* **EXERCISE DETAILS**: Check each line of the records below and collect those holding "JSON".

[Start of DATA]

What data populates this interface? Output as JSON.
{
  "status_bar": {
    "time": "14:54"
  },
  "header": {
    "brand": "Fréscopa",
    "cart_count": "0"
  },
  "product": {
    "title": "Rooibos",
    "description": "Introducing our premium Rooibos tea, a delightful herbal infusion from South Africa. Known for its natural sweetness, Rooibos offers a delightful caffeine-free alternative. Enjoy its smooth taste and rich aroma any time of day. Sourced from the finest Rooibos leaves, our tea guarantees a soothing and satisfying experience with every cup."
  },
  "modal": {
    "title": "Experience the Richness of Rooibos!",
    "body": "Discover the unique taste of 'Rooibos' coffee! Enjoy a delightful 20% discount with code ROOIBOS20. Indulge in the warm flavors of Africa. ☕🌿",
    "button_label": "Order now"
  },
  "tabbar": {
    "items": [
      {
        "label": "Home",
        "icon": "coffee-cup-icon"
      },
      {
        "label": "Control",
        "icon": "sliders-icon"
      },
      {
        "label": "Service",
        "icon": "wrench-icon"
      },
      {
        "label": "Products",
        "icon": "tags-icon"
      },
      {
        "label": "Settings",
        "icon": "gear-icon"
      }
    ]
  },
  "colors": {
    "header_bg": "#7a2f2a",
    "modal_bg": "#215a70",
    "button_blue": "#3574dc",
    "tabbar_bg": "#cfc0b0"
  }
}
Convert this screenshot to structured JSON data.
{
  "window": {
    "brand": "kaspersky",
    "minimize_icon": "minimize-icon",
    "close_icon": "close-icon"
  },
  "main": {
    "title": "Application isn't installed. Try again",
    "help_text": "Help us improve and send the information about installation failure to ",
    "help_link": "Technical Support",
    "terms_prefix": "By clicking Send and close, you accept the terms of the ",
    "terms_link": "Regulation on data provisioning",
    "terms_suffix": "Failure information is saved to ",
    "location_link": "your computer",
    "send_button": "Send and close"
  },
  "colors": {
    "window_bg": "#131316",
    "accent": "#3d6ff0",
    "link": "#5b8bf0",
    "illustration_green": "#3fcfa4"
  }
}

[End of DATA]

* **WRITTEN SOLUTION**:
What data populates this interface? Output as JSON.
Convert this screenshot to structured JSON data.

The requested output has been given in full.